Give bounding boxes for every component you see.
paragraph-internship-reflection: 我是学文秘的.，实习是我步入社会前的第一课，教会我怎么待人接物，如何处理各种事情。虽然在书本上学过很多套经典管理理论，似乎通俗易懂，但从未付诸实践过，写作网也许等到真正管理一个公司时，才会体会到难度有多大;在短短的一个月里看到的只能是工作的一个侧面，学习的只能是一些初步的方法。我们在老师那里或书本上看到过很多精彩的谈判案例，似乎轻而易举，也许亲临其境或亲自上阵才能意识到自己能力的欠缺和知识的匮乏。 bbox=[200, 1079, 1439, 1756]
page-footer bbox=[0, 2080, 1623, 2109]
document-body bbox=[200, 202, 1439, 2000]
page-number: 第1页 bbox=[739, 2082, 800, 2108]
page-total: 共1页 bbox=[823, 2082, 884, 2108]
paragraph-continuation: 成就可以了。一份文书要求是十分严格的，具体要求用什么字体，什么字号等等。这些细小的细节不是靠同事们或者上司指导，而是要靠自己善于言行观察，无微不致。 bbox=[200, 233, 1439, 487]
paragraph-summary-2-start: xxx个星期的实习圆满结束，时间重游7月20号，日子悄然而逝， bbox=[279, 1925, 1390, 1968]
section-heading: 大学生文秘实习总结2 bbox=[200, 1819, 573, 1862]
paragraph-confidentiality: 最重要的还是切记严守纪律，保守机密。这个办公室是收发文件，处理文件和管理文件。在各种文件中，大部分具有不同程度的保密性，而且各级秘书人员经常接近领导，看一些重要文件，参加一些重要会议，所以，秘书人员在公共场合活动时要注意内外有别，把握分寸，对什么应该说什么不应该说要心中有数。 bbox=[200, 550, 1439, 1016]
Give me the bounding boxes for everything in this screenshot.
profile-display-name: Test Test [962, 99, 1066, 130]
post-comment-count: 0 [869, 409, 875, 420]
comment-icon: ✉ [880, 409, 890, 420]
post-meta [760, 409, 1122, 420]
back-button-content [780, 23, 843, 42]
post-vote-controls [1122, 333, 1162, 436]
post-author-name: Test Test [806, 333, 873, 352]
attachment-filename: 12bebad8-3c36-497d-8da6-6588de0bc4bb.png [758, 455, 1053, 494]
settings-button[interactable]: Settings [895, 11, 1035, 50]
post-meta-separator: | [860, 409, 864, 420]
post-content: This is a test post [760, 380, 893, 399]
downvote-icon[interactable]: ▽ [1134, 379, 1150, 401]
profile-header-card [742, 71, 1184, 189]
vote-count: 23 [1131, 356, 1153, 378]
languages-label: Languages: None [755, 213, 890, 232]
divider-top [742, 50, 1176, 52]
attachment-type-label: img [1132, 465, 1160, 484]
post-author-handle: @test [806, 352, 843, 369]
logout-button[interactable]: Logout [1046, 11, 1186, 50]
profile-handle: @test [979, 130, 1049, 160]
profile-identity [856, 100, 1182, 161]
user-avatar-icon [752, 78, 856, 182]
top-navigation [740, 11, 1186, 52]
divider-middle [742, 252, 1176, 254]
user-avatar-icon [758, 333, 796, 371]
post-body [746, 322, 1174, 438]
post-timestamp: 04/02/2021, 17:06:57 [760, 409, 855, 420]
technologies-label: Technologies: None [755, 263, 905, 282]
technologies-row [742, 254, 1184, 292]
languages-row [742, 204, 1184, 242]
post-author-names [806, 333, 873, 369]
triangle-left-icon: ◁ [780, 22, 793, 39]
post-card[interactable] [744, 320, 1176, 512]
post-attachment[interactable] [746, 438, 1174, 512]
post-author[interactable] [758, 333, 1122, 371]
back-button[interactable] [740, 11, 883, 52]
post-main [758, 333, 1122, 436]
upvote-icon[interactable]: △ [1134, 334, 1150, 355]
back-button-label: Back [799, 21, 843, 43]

▸ Task objective
Copy everything from the first line down to the line containing "Give me the", replacing "bounding boxes" with "outlines" and keeping the rest unchanged.

▸ Expected answer
Give outlines for every component you see.
paragraph-internship-reflection: 我是学文秘的.，实习是我步入社会前的第一课，教会我怎么待人接物，如何处理各种事情。虽然在书本上学过很多套经典管理理论，似乎通俗易懂，但从未付诸实践过，写作网也许等到真正管理一个公司时，才会体会到难度有多大;在短短的一个月里看到的只能是工作的一个侧面，学习的只能是一些初步的方法。我们在老师那里或书本上看到过很多精彩的谈判案例，似乎轻而易举，也许亲临其境或亲自上阵才能意识到自己能力的欠缺和知识的匮乏。 bbox=[200, 1079, 1439, 1756]
page-footer bbox=[0, 2080, 1623, 2109]
document-body bbox=[200, 202, 1439, 2000]
page-number: 第1页 bbox=[739, 2082, 800, 2108]
page-total: 共1页 bbox=[823, 2082, 884, 2108]
paragraph-continuation: 成就可以了。一份文书要求是十分严格的，具体要求用什么字体，什么字号等等。这些细小的细节不是靠同事们或者上司指导，而是要靠自己善于言行观察，无微不致。 bbox=[200, 233, 1439, 487]
paragraph-summary-2-start: xxx个星期的实习圆满结束，时间重游7月20号，日子悄然而逝， bbox=[279, 1925, 1390, 1968]
section-heading: 大学生文秘实习总结2 bbox=[200, 1819, 573, 1862]
paragraph-confidentiality: 最重要的还是切记严守纪律，保守机密。这个办公室是收发文件，处理文件和管理文件。在各种文件中，大部分具有不同程度的保密性，而且各级秘书人员经常接近领导，看一些重要文件，参加一些重要会议，所以，秘书人员在公共场合活动时要注意内外有别，把握分寸，对什么应该说什么不应该说要心中有数。 bbox=[200, 550, 1439, 1016]
Give me the outlines for everything in this screenshot.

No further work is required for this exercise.